What to work on | Return the records that follow unaltered. Omit every picture.

A run of records:
※ ※ ※

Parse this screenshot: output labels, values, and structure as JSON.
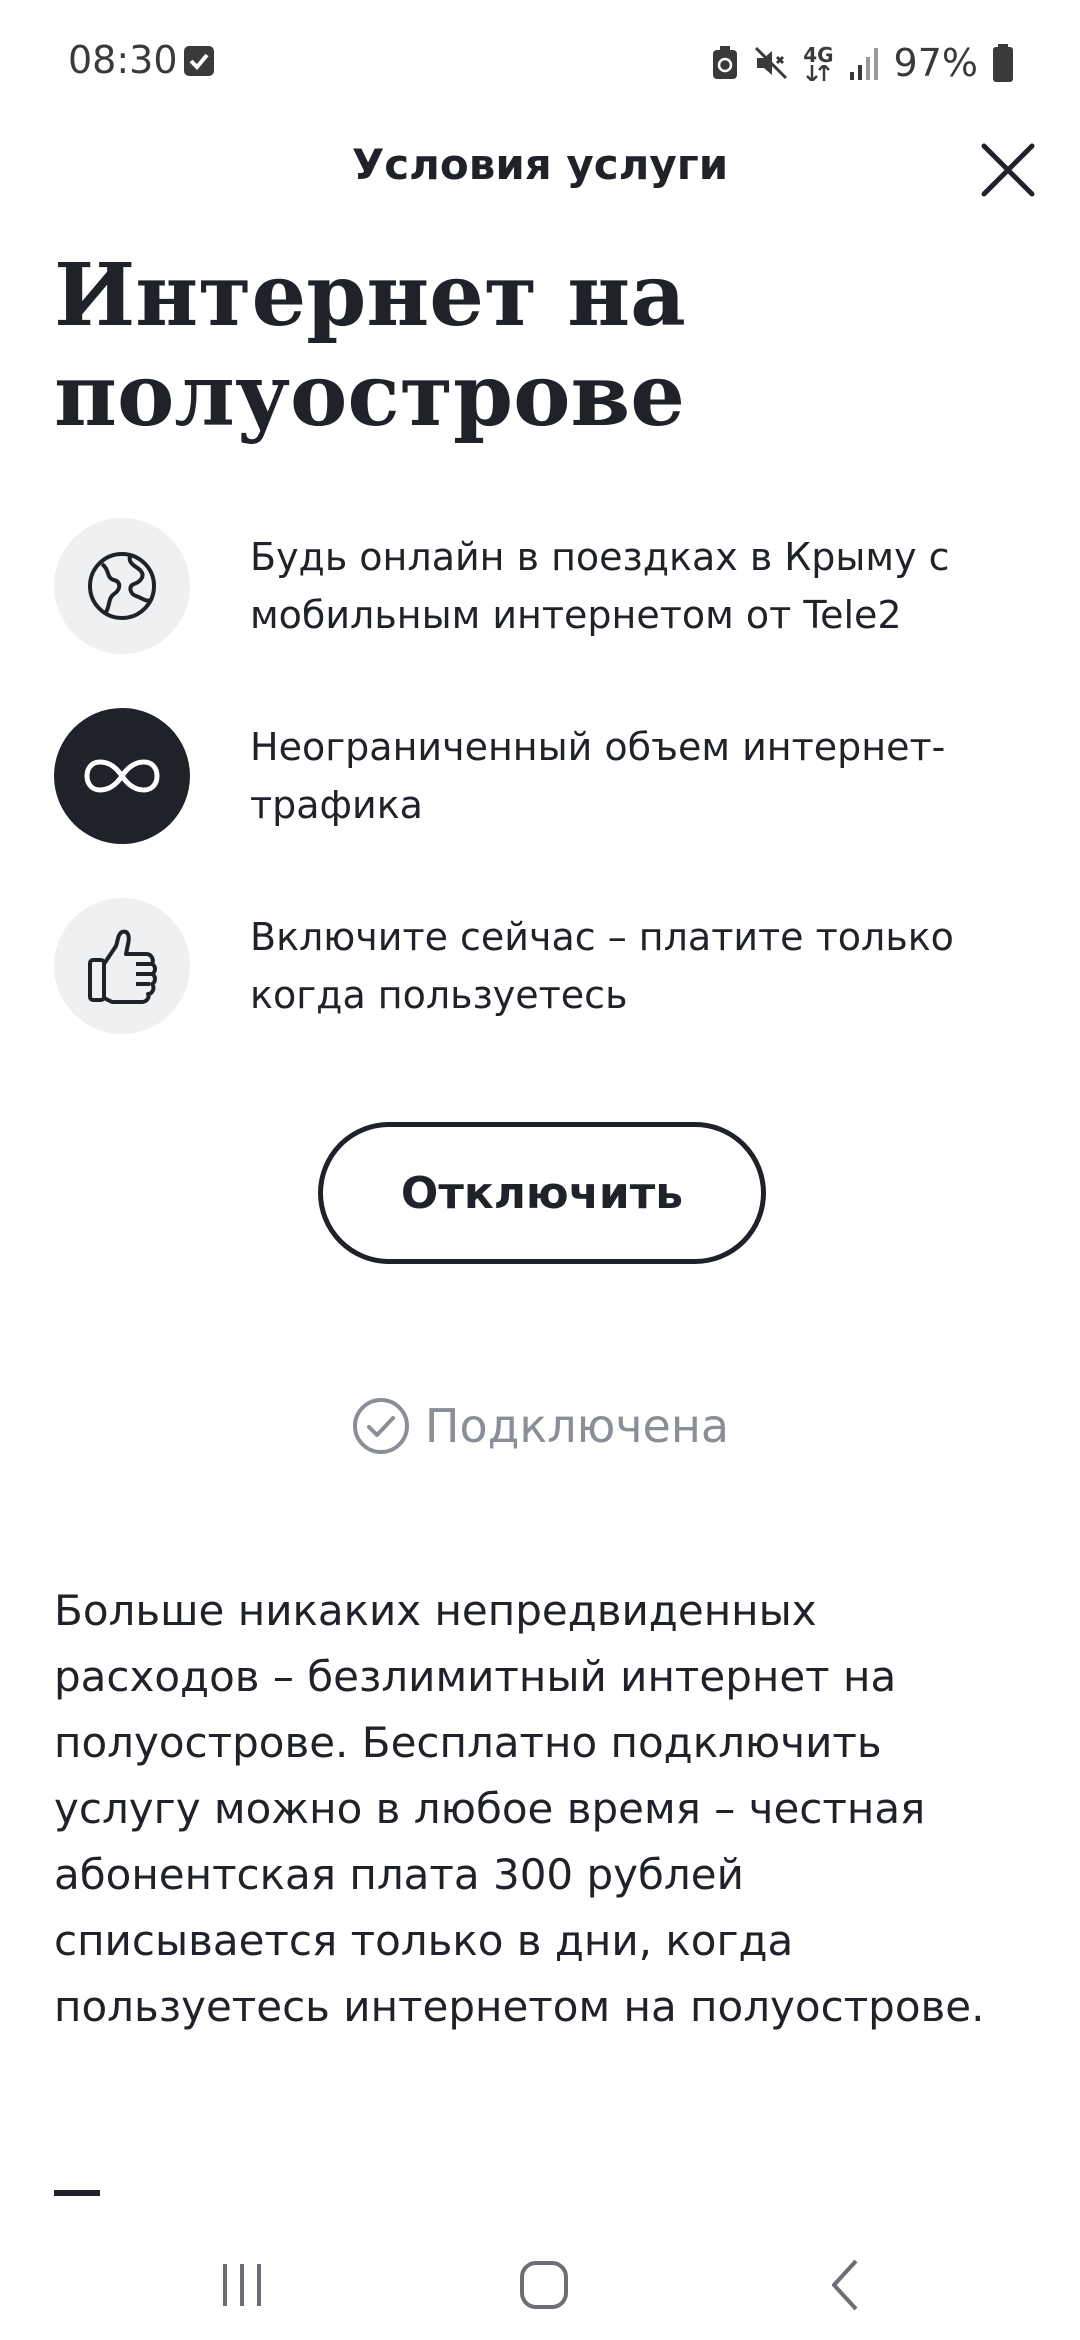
{
  "status_bar": {
    "time": "08:30",
    "network": "4G",
    "battery": "97%",
    "icons": [
      "checkbox-notification-icon",
      "battery-saver-icon",
      "mute-icon",
      "network-4g-icon",
      "signal-icon",
      "battery-icon"
    ]
  },
  "header": {
    "title": "Условия услуги",
    "close_icon": "close-icon"
  },
  "page_title": {
    "line1": "Интернет на",
    "line2": "полуострове"
  },
  "features": [
    {
      "icon": "globe-icon",
      "text": "Будь онлайн в поездках в Крыму с мобильным интернетом от Tele2"
    },
    {
      "icon": "infinity-icon",
      "text": "Неограниченный объем интернет-трафика"
    },
    {
      "icon": "thumbs-up-icon",
      "text": "Включите сейчас – платите только когда пользуетесь"
    }
  ],
  "action_button": {
    "label": "Отключить"
  },
  "service_status": {
    "label": "Подключена",
    "icon": "check-circle-icon"
  },
  "description": "Больше никаких непредвиденных расходов – безлимитный интернет на полуострове. Бесплатно подключить услугу можно в любое время – честная абонентская плата 300 рублей списывается только в дни, когда пользуетесь интернетом на полуострове.",
  "nav_bar": {
    "icons": [
      "recent-apps-icon",
      "home-icon",
      "back-icon"
    ]
  },
  "colors": {
    "text": "#1f2229",
    "muted": "#8a8e96",
    "icon_bg": "#eef0f2"
  }
}
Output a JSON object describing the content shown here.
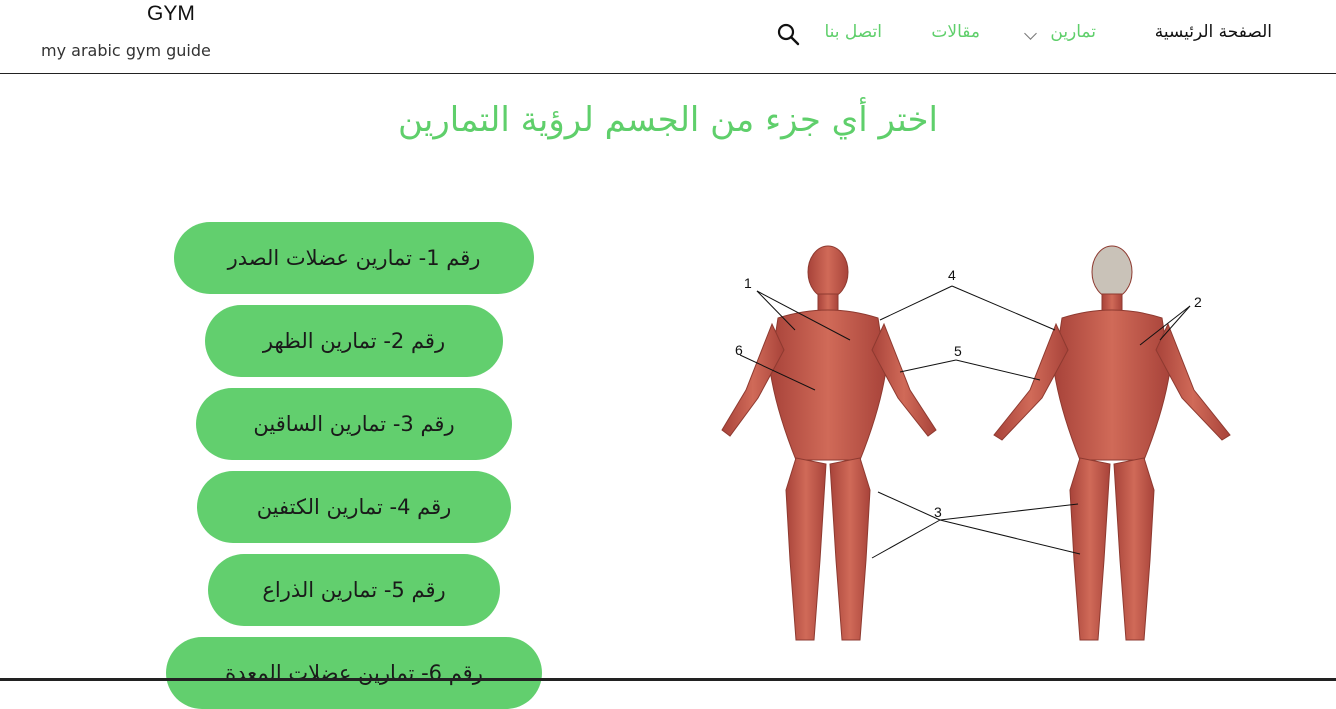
{
  "brand": {
    "title": "GYM",
    "tagline": "my arabic gym guide"
  },
  "nav": {
    "home": "الصفحة الرئيسية",
    "exercises": "تمارين",
    "articles": "مقالات",
    "contact": "اتصل بنا"
  },
  "heading": "اختر أي جزء من الجسم لرؤية التمارين",
  "buttons": [
    "رقم 1- تمارين عضلات الصدر",
    "رقم 2- تمارين الظهر",
    "رقم 3- تمارين الساقين",
    "رقم 4- تمارين الكتفين",
    "رقم 5- تمارين الذراع",
    "رقم 6- تمارين عضلات المعدة"
  ],
  "diagram_labels": [
    "1",
    "2",
    "3",
    "4",
    "5",
    "6"
  ],
  "colors": {
    "accent": "#5fcf6b",
    "button": "#62cf6e",
    "muscle": "#c4584a"
  }
}
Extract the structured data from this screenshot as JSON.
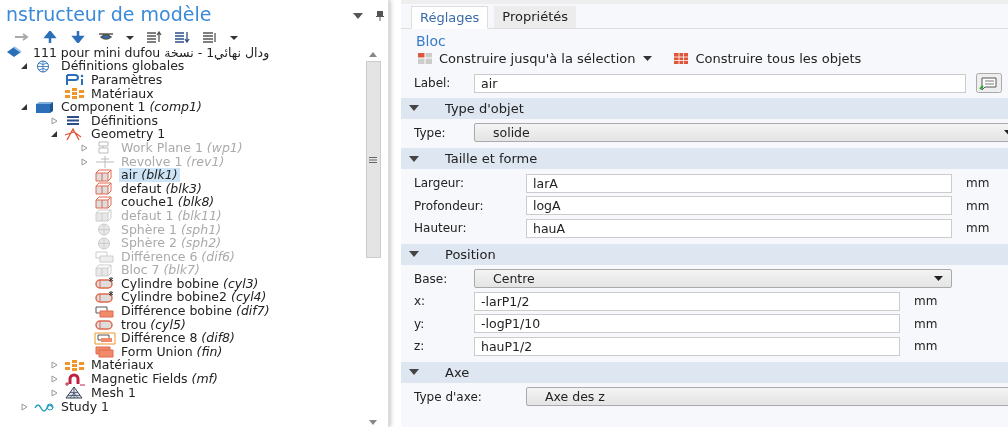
{
  "builder": {
    "title": "nstructeur de modèle",
    "tree": [
      {
        "label": "111 pour mini dufou ودال نهائي1 - نسخة",
        "kind": "model",
        "selected": false,
        "children": [
          {
            "label": "Définitions globales",
            "kind": "globe",
            "expanded": true,
            "selected": false,
            "children": [
              {
                "label": "Paramètres",
                "kind": "pi",
                "selected": false
              },
              {
                "label": "Matériaux",
                "kind": "materials",
                "selected": false
              }
            ]
          },
          {
            "label": "Component 1 *(comp1)*",
            "kind": "component",
            "expanded": true,
            "selected": false,
            "children": [
              {
                "label": "Définitions",
                "kind": "list",
                "expanded": false,
                "selected": false
              },
              {
                "label": "Geometry 1",
                "kind": "geometry",
                "expanded": true,
                "selected": false,
                "children": [
                  {
                    "label": "Work Plane 1 *(wp1)*",
                    "kind": "workplane",
                    "expanded": false,
                    "disabled": true,
                    "selected": false
                  },
                  {
                    "label": "Revolve 1 *(rev1)*",
                    "kind": "revolve",
                    "expanded": false,
                    "disabled": true,
                    "selected": false
                  },
                  {
                    "label": "air *(blk1)*",
                    "kind": "block",
                    "disabled": false,
                    "selected": true
                  },
                  {
                    "label": "defaut *(blk3)*",
                    "kind": "block",
                    "disabled": false,
                    "selected": false
                  },
                  {
                    "label": "couche1 *(blk8)*",
                    "kind": "block",
                    "disabled": false,
                    "selected": false
                  },
                  {
                    "label": "defaut 1 *(blk11)*",
                    "kind": "block",
                    "disabled": true,
                    "selected": false
                  },
                  {
                    "label": "Sphère 1 *(sph1)*",
                    "kind": "sphere",
                    "disabled": true,
                    "selected": false
                  },
                  {
                    "label": "Sphère 2 *(sph2)*",
                    "kind": "sphere",
                    "disabled": true,
                    "selected": false
                  },
                  {
                    "label": "Différence 6 *(dif6)*",
                    "kind": "difference",
                    "disabled": true,
                    "selected": false
                  },
                  {
                    "label": "Bloc 7 *(blk7)*",
                    "kind": "block",
                    "disabled": true,
                    "selected": false
                  },
                  {
                    "label": "Cylindre bobine *(cyl3)*",
                    "kind": "cylinder-star",
                    "disabled": false,
                    "selected": false
                  },
                  {
                    "label": "Cylindre bobine2 *(cyl4)*",
                    "kind": "cylinder-star",
                    "disabled": false,
                    "selected": false
                  },
                  {
                    "label": "Différence bobine *(dif7)*",
                    "kind": "difference",
                    "disabled": false,
                    "selected": false
                  },
                  {
                    "label": "trou *(cyl5)*",
                    "kind": "cylinder",
                    "disabled": false,
                    "selected": false
                  },
                  {
                    "label": "Différence 8 *(dif8)*",
                    "kind": "difference-framed",
                    "disabled": false,
                    "selected": false
                  },
                  {
                    "label": "Form Union *(fin)*",
                    "kind": "union",
                    "disabled": false,
                    "selected": false
                  }
                ]
              },
              {
                "label": "Matériaux",
                "kind": "materials",
                "expanded": false,
                "selected": false
              },
              {
                "label": "Magnetic Fields *(mf)*",
                "kind": "magnet",
                "expanded": false,
                "selected": false
              },
              {
                "label": "Mesh 1",
                "kind": "mesh",
                "expanded": false,
                "selected": false
              }
            ]
          },
          {
            "label": "Study 1",
            "kind": "study",
            "expanded": false,
            "selected": false
          }
        ]
      }
    ]
  },
  "settings": {
    "tabs": [
      {
        "label": "Réglages",
        "selected": true
      },
      {
        "label": "Propriétés",
        "selected": false
      }
    ],
    "heading": "Bloc",
    "actions": [
      {
        "label": "Construire jusqu'à la sélection",
        "kind": "build-selected"
      },
      {
        "label": "Construire tous les objets",
        "kind": "build-all"
      }
    ],
    "label_field": {
      "label": "Label:",
      "value": "air"
    },
    "sections": [
      {
        "title": "Type d'objet",
        "expanded": true,
        "rows": [
          {
            "kind": "select",
            "label": "Type:",
            "value": "solide"
          }
        ]
      },
      {
        "title": "Taille et forme",
        "expanded": true,
        "rows": [
          {
            "kind": "text",
            "label": "Largeur:",
            "value": "larA",
            "unit": "mm"
          },
          {
            "kind": "text",
            "label": "Profondeur:",
            "value": "logA",
            "unit": "mm"
          },
          {
            "kind": "text",
            "label": "Hauteur:",
            "value": "hauA",
            "unit": "mm"
          }
        ]
      },
      {
        "title": "Position",
        "expanded": true,
        "rows": [
          {
            "kind": "select",
            "label": "Base:",
            "value": "Centre"
          },
          {
            "kind": "text",
            "label": "x:",
            "value": "-larP1/2",
            "unit": "mm"
          },
          {
            "kind": "text",
            "label": "y:",
            "value": "-logP1/10",
            "unit": "mm"
          },
          {
            "kind": "text",
            "label": "z:",
            "value": "hauP1/2",
            "unit": "mm"
          }
        ]
      },
      {
        "title": "Axe",
        "expanded": true,
        "rows": [
          {
            "kind": "select",
            "label": "Type d'axe:",
            "value": "Axe des z"
          }
        ]
      }
    ]
  }
}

※ ※ ※

Complete output |
Parse this screenshot: output labels, values, and structure as JSON.
{
  "status_bar": {
    "time": "08:30",
    "network": "4G",
    "battery": "97%",
    "icons": [
      "checkbox-notification-icon",
      "battery-saver-icon",
      "mute-icon",
      "network-4g-icon",
      "signal-icon",
      "battery-icon"
    ]
  },
  "header": {
    "title": "Условия услуги",
    "close_icon": "close-icon"
  },
  "page_title": {
    "line1": "Интернет на",
    "line2": "полуострове"
  },
  "features": [
    {
      "icon": "globe-icon",
      "text": "Будь онлайн в поездках в Крыму с мобильным интернетом от Tele2"
    },
    {
      "icon": "infinity-icon",
      "text": "Неограниченный объем интернет-трафика"
    },
    {
      "icon": "thumbs-up-icon",
      "text": "Включите сейчас – платите только когда пользуетесь"
    }
  ],
  "action_button": {
    "label": "Отключить"
  },
  "service_status": {
    "label": "Подключена",
    "icon": "check-circle-icon"
  },
  "description": "Больше никаких непредвиденных расходов – безлимитный интернет на полуострове. Бесплатно подключить услугу можно в любое время – честная абонентская плата 300 рублей списывается только в дни, когда пользуетесь интернетом на полуострове.",
  "nav_bar": {
    "icons": [
      "recent-apps-icon",
      "home-icon",
      "back-icon"
    ]
  },
  "colors": {
    "text": "#1f2229",
    "muted": "#8a8e96",
    "icon_bg": "#eef0f2"
  }
}
Output a JSON object describing the content shown here.
{
  "brand": {
    "title": "GYM",
    "tagline": "my arabic gym guide"
  },
  "nav": {
    "home": "الصفحة الرئيسية",
    "exercises": "تمارين",
    "articles": "مقالات",
    "contact": "اتصل بنا"
  },
  "heading": "اختر أي جزء من الجسم لرؤية التمارين",
  "buttons": [
    "رقم 1- تمارين عضلات الصدر",
    "رقم 2- تمارين الظهر",
    "رقم 3- تمارين الساقين",
    "رقم 4- تمارين الكتفين",
    "رقم 5- تمارين الذراع",
    "رقم 6- تمارين عضلات المعدة"
  ],
  "diagram_labels": [
    "1",
    "2",
    "3",
    "4",
    "5",
    "6"
  ],
  "colors": {
    "accent": "#5fcf6b",
    "button": "#62cf6e",
    "muscle": "#c4584a"
  }
}
Extract the structured data from this screenshot as JSON.
{
  "builder": {
    "title": "nstructeur de modèle",
    "tree": [
      {
        "label": "111 pour mini dufou ودال نهائي1 - نسخة",
        "kind": "model",
        "selected": false,
        "children": [
          {
            "label": "Définitions globales",
            "kind": "globe",
            "expanded": true,
            "selected": false,
            "children": [
              {
                "label": "Paramètres",
                "kind": "pi",
                "selected": false
              },
              {
                "label": "Matériaux",
                "kind": "materials",
                "selected": false
              }
            ]
          },
          {
            "label": "Component 1 *(comp1)*",
            "kind": "component",
            "expanded": true,
            "selected": false,
            "children": [
              {
                "label": "Définitions",
                "kind": "list",
                "expanded": false,
                "selected": false
              },
              {
                "label": "Geometry 1",
                "kind": "geometry",
                "expanded": true,
                "selected": false,
                "children": [
                  {
                    "label": "Work Plane 1 *(wp1)*",
                    "kind": "workplane",
                    "expanded": false,
                    "disabled": true,
                    "selected": false
                  },
                  {
                    "label": "Revolve 1 *(rev1)*",
                    "kind": "revolve",
                    "expanded": false,
                    "disabled": true,
                    "selected": false
                  },
                  {
                    "label": "air *(blk1)*",
                    "kind": "block",
                    "disabled": false,
                    "selected": true
                  },
                  {
                    "label": "defaut *(blk3)*",
                    "kind": "block",
                    "disabled": false,
                    "selected": false
                  },
                  {
                    "label": "couche1 *(blk8)*",
                    "kind": "block",
                    "disabled": false,
                    "selected": false
                  },
                  {
                    "label": "defaut 1 *(blk11)*",
                    "kind": "block",
                    "disabled": true,
                    "selected": false
                  },
                  {
                    "label": "Sphère 1 *(sph1)*",
                    "kind": "sphere",
                    "disabled": true,
                    "selected": false
                  },
                  {
                    "label": "Sphère 2 *(sph2)*",
                    "kind": "sphere",
                    "disabled": true,
                    "selected": false
                  },
                  {
                    "label": "Différence 6 *(dif6)*",
                    "kind": "difference",
                    "disabled": true,
                    "selected": false
                  },
                  {
                    "label": "Bloc 7 *(blk7)*",
                    "kind": "block",
                    "disabled": true,
                    "selected": false
                  },
                  {
                    "label": "Cylindre bobine *(cyl3)*",
                    "kind": "cylinder-star",
                    "disabled": false,
                    "selected": false
                  },
                  {
                    "label": "Cylindre bobine2 *(cyl4)*",
                    "kind": "cylinder-star",
                    "disabled": false,
                    "selected": false
                  },
                  {
                    "label": "Différence bobine *(dif7)*",
                    "kind": "difference",
                    "disabled": false,
                    "selected": false
                  },
                  {
                    "label": "trou *(cyl5)*",
                    "kind": "cylinder",
                    "disabled": false,
                    "selected": false
                  },
                  {
                    "label": "Différence 8 *(dif8)*",
                    "kind": "difference-framed",
                    "disabled": false,
                    "selected": false
                  },
                  {
                    "label": "Form Union *(fin)*",
                    "kind": "union",
                    "disabled": false,
                    "selected": false
                  }
                ]
              },
              {
                "label": "Matériaux",
                "kind": "materials",
                "expanded": false,
                "selected": false
              },
              {
                "label": "Magnetic Fields *(mf)*",
                "kind": "magnet",
                "expanded": false,
                "selected": false
              },
              {
                "label": "Mesh 1",
                "kind": "mesh",
                "expanded": false,
                "selected": false
              }
            ]
          },
          {
            "label": "Study 1",
            "kind": "study",
            "expanded": false,
            "selected": false
          }
        ]
      }
    ]
  },
  "settings": {
    "tabs": [
      {
        "label": "Réglages",
        "selected": true
      },
      {
        "label": "Propriétés",
        "selected": false
      }
    ],
    "heading": "Bloc",
    "actions": [
      {
        "label": "Construire jusqu'à la sélection",
        "kind": "build-selected"
      },
      {
        "label": "Construire tous les objets",
        "kind": "build-all"
      }
    ],
    "label_field": {
      "label": "Label:",
      "value": "air"
    },
    "sections": [
      {
        "title": "Type d'objet",
        "expanded": true,
        "rows": [
          {
            "kind": "select",
            "label": "Type:",
            "value": "solide"
          }
        ]
      },
      {
        "title": "Taille et forme",
        "expanded": true,
        "rows": [
          {
            "kind": "text",
            "label": "Largeur:",
            "value": "larA",
            "unit": "mm"
          },
          {
            "kind": "text",
            "label": "Profondeur:",
            "value": "logA",
            "unit": "mm"
          },
          {
            "kind": "text",
            "label": "Hauteur:",
            "value": "hauA",
            "unit": "mm"
          }
        ]
      },
      {
        "title": "Position",
        "expanded": true,
        "rows": [
          {
            "kind": "select",
            "label": "Base:",
            "value": "Centre"
          },
          {
            "kind": "text",
            "label": "x:",
            "value": "-larP1/2",
            "unit": "mm"
          },
          {
            "kind": "text",
            "label": "y:",
            "value": "-logP1/10",
            "unit": "mm"
          },
          {
            "kind": "text",
            "label": "z:",
            "value": "hauP1/2",
            "unit": "mm"
          }
        ]
      },
      {
        "title": "Axe",
        "expanded": true,
        "rows": [
          {
            "kind": "select",
            "label": "Type d'axe:",
            "value": "Axe des z"
          }
        ]
      }
    ]
  }
}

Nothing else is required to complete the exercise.